## [Brief]
Copy out every line in which the string "Enjoy" occurs.

■ ■ ■ ■ ■

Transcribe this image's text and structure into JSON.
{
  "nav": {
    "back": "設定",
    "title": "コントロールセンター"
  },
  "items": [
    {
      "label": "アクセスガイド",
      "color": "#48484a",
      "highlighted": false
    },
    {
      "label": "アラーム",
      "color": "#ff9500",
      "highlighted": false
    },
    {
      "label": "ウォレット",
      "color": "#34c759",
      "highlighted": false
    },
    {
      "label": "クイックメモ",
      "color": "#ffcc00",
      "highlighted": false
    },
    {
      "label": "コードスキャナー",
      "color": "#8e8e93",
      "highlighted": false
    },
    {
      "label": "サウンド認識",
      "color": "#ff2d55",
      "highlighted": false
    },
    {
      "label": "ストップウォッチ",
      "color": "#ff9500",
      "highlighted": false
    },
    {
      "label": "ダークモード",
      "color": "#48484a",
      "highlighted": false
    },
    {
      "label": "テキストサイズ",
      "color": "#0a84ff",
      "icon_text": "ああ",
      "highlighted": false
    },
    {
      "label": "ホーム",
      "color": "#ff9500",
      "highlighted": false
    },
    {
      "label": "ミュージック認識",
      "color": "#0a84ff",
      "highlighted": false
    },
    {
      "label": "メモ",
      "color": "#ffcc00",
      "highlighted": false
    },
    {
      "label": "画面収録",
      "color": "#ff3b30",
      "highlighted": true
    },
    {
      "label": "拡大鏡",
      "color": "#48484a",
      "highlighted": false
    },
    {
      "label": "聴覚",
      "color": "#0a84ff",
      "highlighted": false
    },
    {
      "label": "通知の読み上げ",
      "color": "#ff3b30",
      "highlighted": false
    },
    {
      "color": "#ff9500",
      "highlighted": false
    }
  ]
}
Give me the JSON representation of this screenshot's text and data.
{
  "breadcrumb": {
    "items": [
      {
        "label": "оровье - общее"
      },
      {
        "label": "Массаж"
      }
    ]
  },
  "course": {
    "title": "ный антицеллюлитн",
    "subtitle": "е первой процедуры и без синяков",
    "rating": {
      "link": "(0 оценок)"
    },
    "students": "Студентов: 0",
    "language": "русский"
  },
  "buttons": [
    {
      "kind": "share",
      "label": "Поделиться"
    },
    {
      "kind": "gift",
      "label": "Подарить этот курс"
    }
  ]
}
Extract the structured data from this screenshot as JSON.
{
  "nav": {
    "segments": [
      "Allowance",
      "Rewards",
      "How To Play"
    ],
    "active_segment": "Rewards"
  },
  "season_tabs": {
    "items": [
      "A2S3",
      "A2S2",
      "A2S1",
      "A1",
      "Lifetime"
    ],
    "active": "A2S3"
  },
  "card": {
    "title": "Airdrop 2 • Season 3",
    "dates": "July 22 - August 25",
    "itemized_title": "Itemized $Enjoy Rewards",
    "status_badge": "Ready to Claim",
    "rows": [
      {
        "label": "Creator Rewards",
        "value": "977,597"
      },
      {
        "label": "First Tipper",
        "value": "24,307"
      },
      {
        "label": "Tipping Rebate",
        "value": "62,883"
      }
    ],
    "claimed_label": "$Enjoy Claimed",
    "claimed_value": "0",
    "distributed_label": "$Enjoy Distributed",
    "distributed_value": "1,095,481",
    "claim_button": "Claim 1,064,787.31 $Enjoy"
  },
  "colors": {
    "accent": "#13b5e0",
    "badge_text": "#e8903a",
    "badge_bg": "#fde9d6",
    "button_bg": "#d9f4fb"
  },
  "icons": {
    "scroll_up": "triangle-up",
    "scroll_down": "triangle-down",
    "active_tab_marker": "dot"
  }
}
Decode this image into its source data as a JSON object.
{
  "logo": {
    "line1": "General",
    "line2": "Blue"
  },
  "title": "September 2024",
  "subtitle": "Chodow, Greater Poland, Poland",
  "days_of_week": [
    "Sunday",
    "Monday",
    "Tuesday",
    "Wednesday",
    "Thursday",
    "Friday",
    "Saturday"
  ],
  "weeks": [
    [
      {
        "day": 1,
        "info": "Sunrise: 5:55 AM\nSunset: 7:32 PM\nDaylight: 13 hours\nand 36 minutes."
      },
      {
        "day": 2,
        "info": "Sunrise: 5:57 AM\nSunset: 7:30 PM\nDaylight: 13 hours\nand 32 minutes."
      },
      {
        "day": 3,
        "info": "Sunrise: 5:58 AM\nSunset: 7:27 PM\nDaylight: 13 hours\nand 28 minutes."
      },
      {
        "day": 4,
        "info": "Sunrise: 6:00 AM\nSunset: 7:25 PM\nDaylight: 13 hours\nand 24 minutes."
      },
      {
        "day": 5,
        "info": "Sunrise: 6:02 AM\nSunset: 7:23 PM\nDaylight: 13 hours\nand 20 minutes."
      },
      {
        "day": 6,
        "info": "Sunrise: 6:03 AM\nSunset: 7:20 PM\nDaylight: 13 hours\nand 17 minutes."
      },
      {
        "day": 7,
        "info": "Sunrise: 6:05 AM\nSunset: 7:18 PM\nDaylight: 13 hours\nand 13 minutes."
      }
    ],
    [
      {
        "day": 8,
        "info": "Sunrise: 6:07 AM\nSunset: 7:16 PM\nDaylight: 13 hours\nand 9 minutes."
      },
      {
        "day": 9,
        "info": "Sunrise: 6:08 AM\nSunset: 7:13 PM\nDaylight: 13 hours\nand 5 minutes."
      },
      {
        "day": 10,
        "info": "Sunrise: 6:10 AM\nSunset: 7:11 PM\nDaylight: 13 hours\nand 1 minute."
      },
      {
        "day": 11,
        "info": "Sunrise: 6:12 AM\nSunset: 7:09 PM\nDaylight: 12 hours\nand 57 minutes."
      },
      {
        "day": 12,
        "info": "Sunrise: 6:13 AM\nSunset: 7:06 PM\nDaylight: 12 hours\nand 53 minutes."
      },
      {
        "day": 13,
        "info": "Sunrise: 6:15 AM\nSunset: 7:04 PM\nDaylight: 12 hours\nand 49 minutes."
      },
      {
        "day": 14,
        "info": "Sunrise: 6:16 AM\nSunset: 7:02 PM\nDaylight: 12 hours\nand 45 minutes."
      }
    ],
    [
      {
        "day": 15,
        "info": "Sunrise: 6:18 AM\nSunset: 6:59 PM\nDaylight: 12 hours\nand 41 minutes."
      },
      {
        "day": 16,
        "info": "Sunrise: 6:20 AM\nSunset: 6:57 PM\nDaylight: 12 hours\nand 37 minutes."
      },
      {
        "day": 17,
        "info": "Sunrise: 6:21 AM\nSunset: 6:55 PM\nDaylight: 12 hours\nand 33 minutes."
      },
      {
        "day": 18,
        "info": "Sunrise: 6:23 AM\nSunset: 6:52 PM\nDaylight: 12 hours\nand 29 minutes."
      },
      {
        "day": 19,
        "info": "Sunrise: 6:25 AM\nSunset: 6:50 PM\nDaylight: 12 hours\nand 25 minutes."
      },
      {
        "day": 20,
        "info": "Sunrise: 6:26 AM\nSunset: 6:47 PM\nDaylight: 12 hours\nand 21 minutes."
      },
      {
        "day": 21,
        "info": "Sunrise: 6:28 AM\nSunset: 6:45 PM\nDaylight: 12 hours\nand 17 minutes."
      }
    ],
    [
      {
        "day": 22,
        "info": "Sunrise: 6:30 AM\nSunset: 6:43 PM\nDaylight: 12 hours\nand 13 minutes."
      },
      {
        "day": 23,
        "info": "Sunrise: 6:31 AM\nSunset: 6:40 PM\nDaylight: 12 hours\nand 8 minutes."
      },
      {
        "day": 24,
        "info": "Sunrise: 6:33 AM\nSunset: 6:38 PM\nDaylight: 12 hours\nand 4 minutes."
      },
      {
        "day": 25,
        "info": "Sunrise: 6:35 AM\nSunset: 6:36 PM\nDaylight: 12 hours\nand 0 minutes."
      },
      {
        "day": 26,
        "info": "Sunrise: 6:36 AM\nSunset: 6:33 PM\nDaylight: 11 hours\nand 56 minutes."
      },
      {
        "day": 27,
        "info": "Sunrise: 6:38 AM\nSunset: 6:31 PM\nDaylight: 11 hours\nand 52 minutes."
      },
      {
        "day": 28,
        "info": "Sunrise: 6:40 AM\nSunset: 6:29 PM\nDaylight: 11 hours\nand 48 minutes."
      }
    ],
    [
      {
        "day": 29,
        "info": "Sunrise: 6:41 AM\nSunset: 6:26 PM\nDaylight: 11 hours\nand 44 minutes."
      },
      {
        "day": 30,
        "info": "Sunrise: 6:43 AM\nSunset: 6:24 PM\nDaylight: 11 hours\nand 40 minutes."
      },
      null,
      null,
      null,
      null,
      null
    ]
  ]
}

■ ■ ■ ■ ■

## [Full output]
    "itemized_title": "Itemized $Enjoy Rewards",
    "claimed_label": "$Enjoy Claimed",
    "distributed_label": "$Enjoy Distributed",
    "claim_button": "Claim 1,064,787.31 $Enjoy"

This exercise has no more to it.